>> start RECORDED INFORMATION
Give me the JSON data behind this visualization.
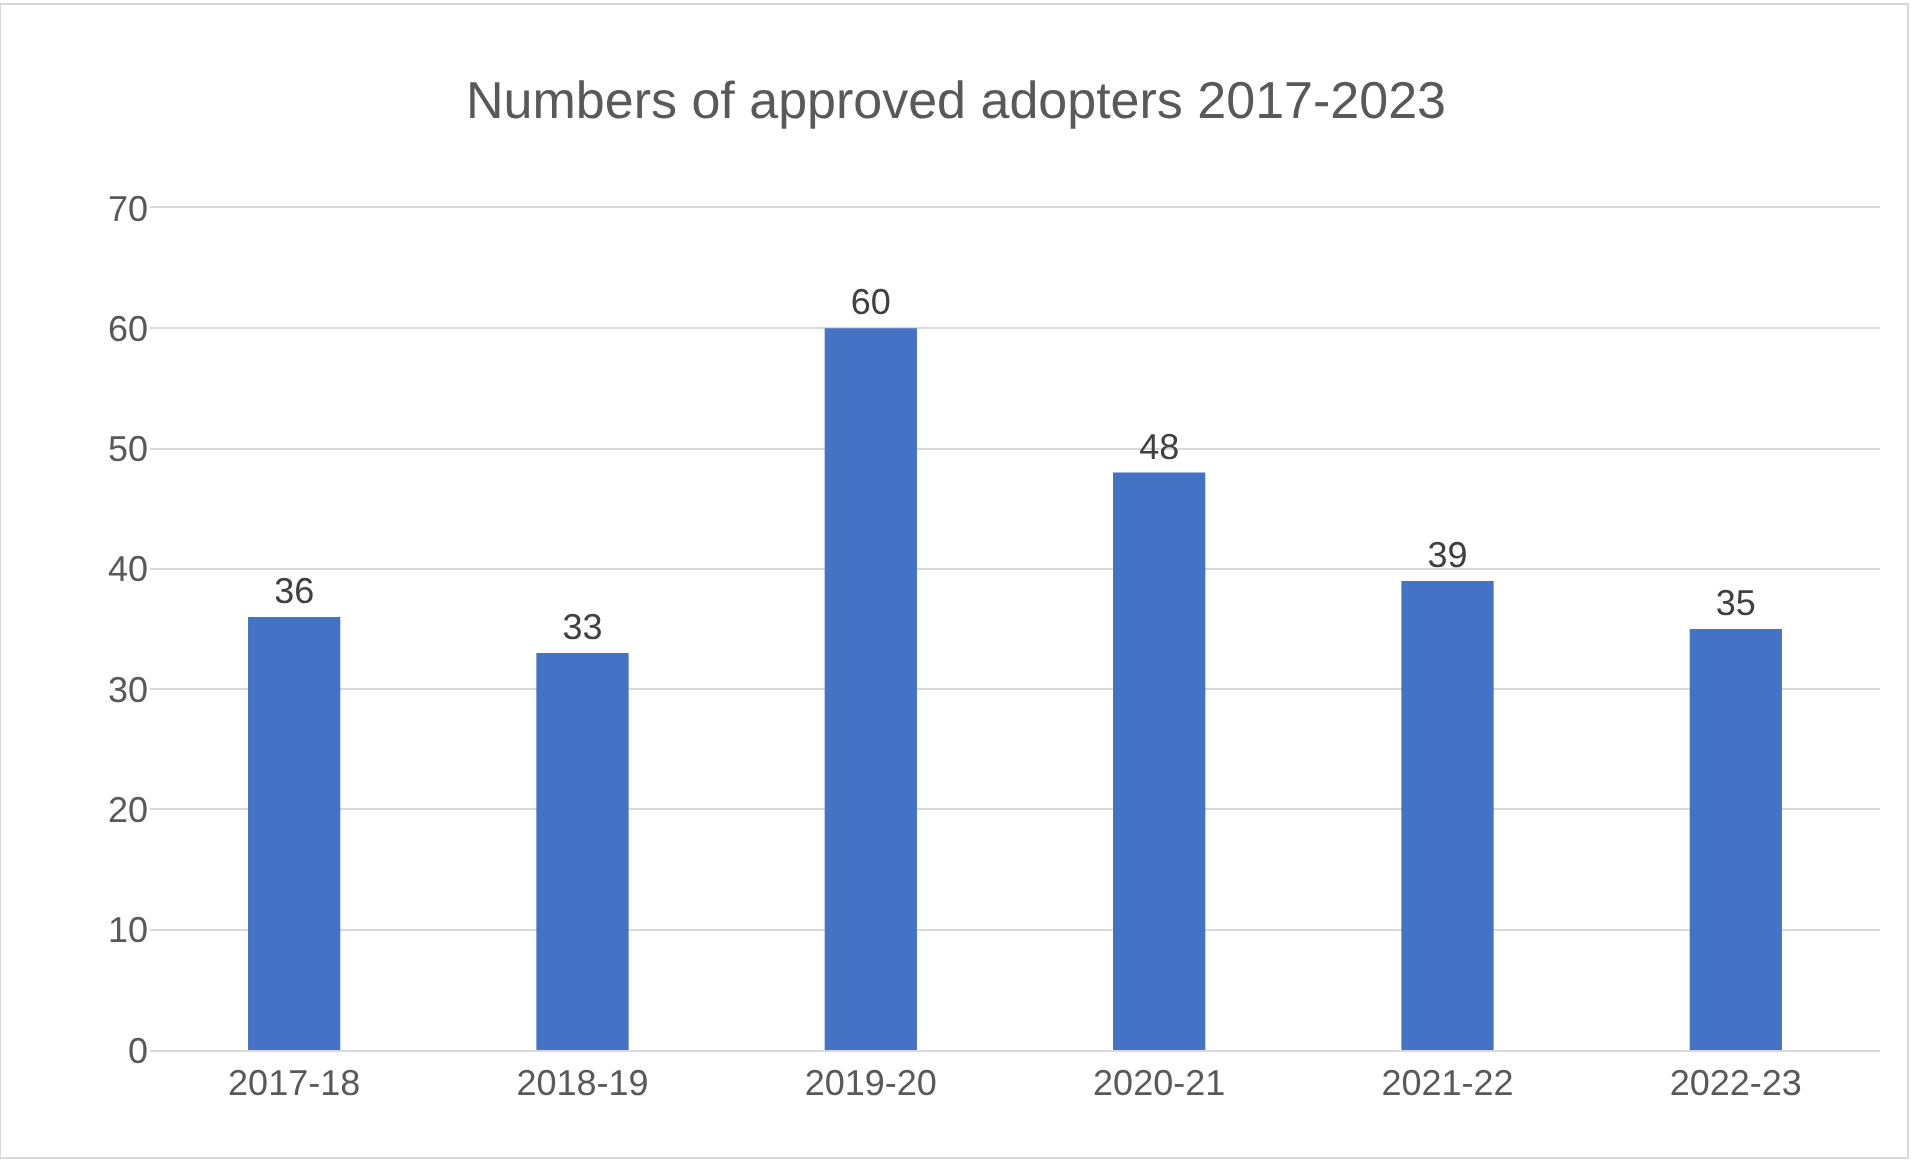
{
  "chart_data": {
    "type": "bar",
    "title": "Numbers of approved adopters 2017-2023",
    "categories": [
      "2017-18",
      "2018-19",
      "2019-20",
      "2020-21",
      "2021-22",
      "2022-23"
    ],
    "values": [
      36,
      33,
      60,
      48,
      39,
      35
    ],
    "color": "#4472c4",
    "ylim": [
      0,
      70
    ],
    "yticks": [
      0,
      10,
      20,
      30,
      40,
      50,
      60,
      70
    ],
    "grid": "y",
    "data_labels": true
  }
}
>> end RECORDED INFORMATION
» AIM OF THE EXERCISE:
Pictures appear in the records above. Output everything except them, exactly.

» SOLUTION:
Give me the JSON data behind this visualization.
{
  "chart_data": {
    "type": "bar",
    "title": "Numbers of approved adopters 2017-2023",
    "categories": [
      "2017-18",
      "2018-19",
      "2019-20",
      "2020-21",
      "2021-22",
      "2022-23"
    ],
    "values": [
      36,
      33,
      60,
      48,
      39,
      35
    ],
    "color": "#4472c4",
    "ylim": [
      0,
      70
    ],
    "yticks": [
      0,
      10,
      20,
      30,
      40,
      50,
      60,
      70
    ],
    "grid": "y",
    "data_labels": true
  }
}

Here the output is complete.